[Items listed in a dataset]

#####

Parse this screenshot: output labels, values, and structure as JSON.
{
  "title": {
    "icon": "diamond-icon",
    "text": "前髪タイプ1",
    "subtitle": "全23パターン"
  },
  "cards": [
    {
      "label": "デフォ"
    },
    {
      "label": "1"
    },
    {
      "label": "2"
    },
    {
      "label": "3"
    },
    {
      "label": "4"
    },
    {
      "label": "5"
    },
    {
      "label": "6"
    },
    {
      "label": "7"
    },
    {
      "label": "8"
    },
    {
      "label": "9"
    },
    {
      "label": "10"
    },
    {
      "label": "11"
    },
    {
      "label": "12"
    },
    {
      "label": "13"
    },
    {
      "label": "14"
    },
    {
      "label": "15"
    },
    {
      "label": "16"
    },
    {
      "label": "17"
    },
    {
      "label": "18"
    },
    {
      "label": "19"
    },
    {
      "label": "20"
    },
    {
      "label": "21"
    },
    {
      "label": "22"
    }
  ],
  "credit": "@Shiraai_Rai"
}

#####

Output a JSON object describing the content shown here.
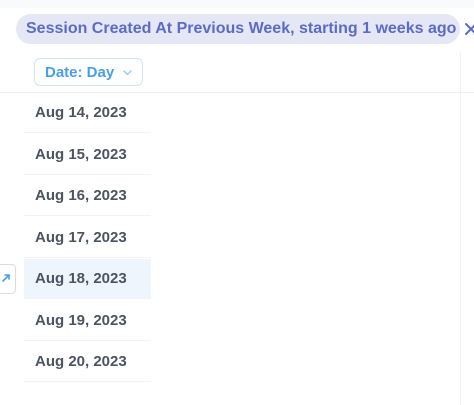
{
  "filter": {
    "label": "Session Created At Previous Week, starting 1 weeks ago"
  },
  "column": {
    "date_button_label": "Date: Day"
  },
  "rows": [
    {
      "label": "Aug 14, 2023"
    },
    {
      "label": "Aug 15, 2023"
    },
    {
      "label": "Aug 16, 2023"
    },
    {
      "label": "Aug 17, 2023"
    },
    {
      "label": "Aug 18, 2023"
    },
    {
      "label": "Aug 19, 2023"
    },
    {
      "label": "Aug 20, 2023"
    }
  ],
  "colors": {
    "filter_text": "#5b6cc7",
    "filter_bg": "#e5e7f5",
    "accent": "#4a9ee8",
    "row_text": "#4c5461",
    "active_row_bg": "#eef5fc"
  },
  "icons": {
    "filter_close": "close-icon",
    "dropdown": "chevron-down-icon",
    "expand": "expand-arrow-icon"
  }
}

#####

Set problem
Gather all lines from the records above in which "JSON" appears.

Answer for this exercise
Parse this screenshot: output labels, values, and structure as JSON.
Output a JSON object describing the content shown here.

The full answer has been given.